##### GIVEN RECORDS

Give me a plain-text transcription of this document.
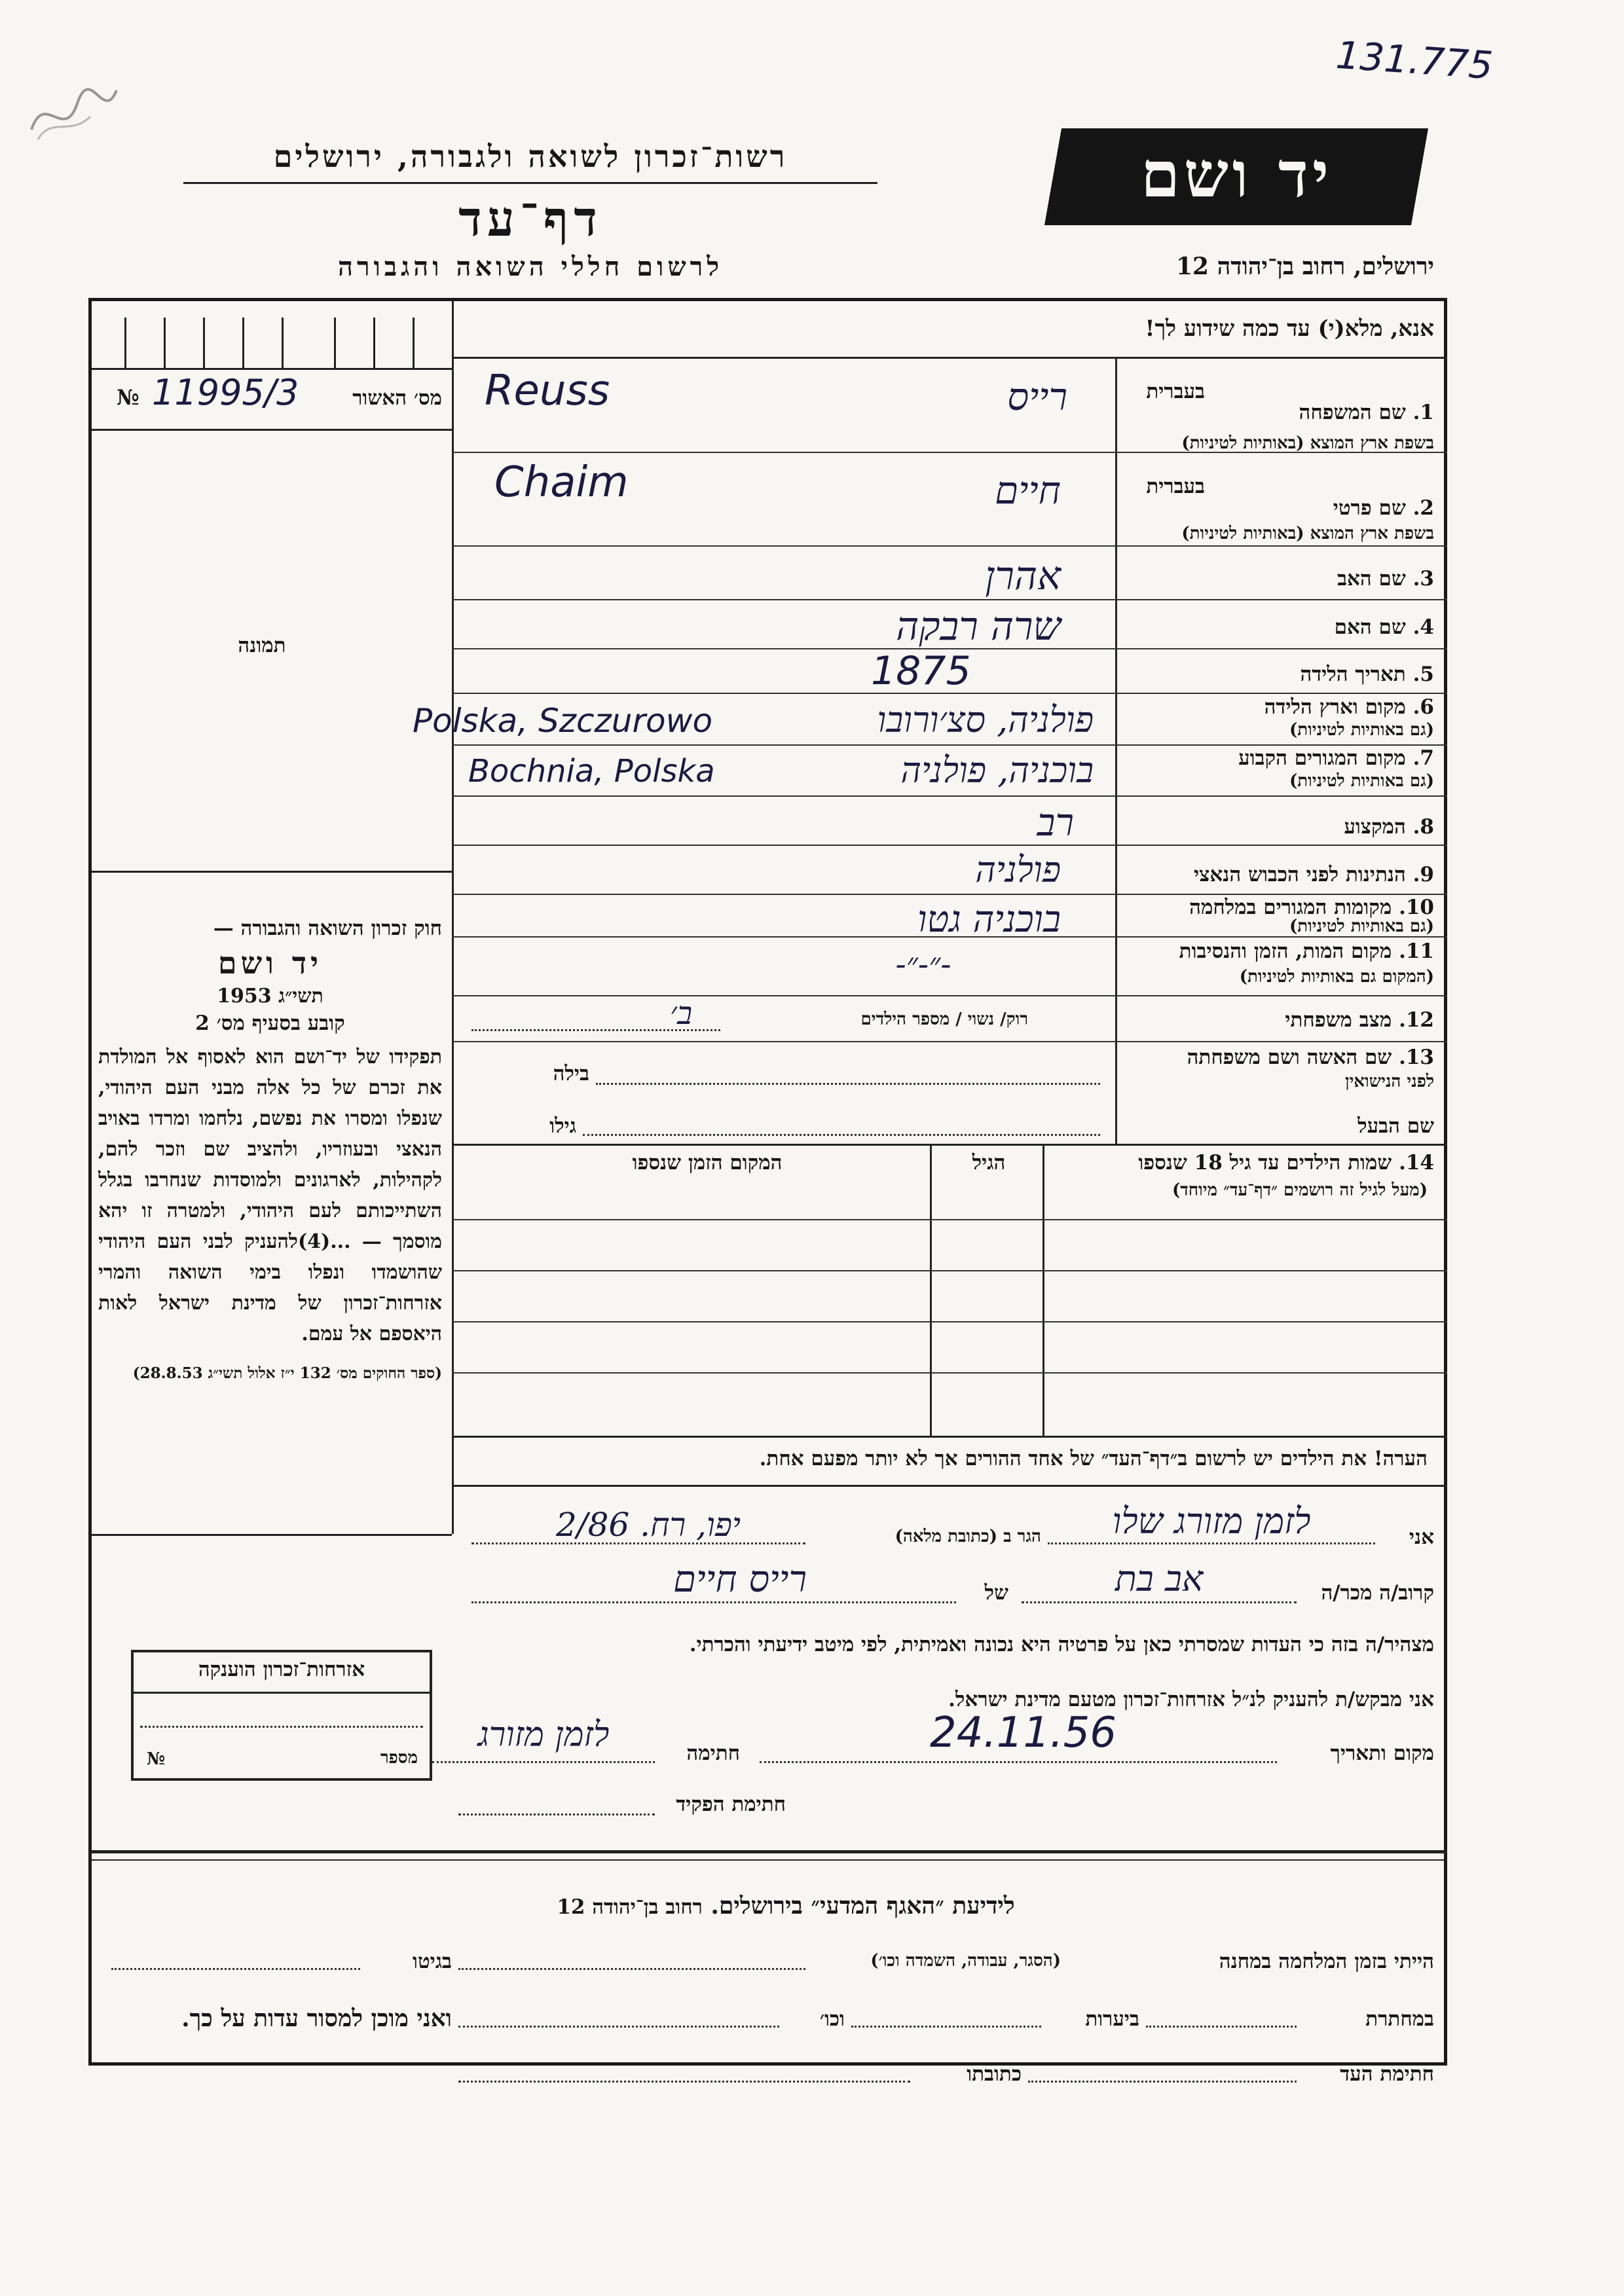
131.775
רשות־זכרון לשואה ולגבורה, ירושלים
דף־עד
לרשום חללי השואה והגבורה
יד ושם
ירושלים, רחוב בן־יהודה 12
אנא, מלא(י) עד כמה שידוע לך!
№ 11995/3	מס׳ האשור
תמונה
בעברית
1. שם המשפחה
בשפת ארץ המוצא (באותיות לטיניות)
רייס
Reuss
בעברית
2. שם פרטי
בשפת ארץ המוצא (באותיות לטיניות)
חיים
Chaim
3. שם האב
אהרן
4. שם האם
שרה רבקה
5. תאריך הלידה
1875
6. מקום וארץ הלידה
(גם באותיות לטיניות)
Polska, Szczurowo	פולניה, סצ׳ורובו
7. מקום המגורים הקבוע
(גם באותיות לטיניות)
Bochnia, Polska	בוכניה, פולניה
8. המקצוע
רב
9. הנתינות לפני הכבוש הנאצי
פולניה
10. מקומות המגורים במלחמה
(גם באותיות לטיניות)
בוכניה גטו
11. מקום המות, הזמן והנסיבות
(המקום גם באותיות לטיניות)
-״-״-
12. מצב משפחתי
רוק/ נשוי / מספר הילדים
ב׳
13. שם האשה ושם משפחתה
לפני הנישואין
בילה
שם הבעל
גילו
14. שמות הילדים עד גיל 18 שנספו
(מעל לגיל זה רושמים ״דף־עד״ מיוחד)
הגיל
המקום הזמן שנספו
הערה! את הילדים יש לרשום ב״דף־העד״ של אחד ההורים אך לא יותר מפעם אחת.
חוק זכרון השואה והגבורה —
יד ושם
תשי״ג 1953
קובע בסעיף מס׳ 2
תפקידו של יד־ושם הוא לאסוף אל המולדת את זכרם של כל אלה מבני העם היהודי, שנפלו ומסרו את נפשם, נלחמו ומרדו באויב הנאצי ובעוזריו, ולהציב שם וזכר להם, לקהילות, לארגונים ולמוסדות שנחרבו בגלל השתייכותם לעם היהודי, ולמטרה זו יהא מוסמך — ...(4)להעניק לבני העם היהודי שהושמדו ונפלו בימי השואה והמרי אזרחות־זכרון של מדינת ישראל לאות היאספם אל עמם.
(ספר החוקים מס׳ 132 י״ז אלול תשי״ג 28.8.53)
אני
לזמן מזורג שלו
הגר ב (כתובת מלאה)
יפו, רח. 2/86
קרוב/ה מכר/ה
אב בת
של
רייס חיים
מצהיר/ה בזה כי העדות שמסרתי כאן על פרטיה היא נכונה ואמיתית, לפי מיטב ידיעתי והכרתי.
אני מבקש/ת להעניק לנ״ל אזרחות־זכרון מטעם מדינת ישראל.
מקום ותאריך
24.11.56
חתימה
לזמן מזורג
חתימת הפקיד
אזרחות־זכרון הוענקה
№	מספר
לידיעת ״האגף המדעי״ בירושלים. רחוב בן־יהודה 12
הייתי בזמן המלחמה במחנה
(הסגר, עבודה, השמדה וכו׳)
בגיטו
במחתרת
ביערות
וכו׳
ואני מוכן למסור עדות על כך.
חתימת העד
כתובתו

##########

### EXERCISE TASK
Exactly how many lines of the listing above contain the string "שנספו"? Give no more than the number.

### RESPONSE TO THIS TASK
2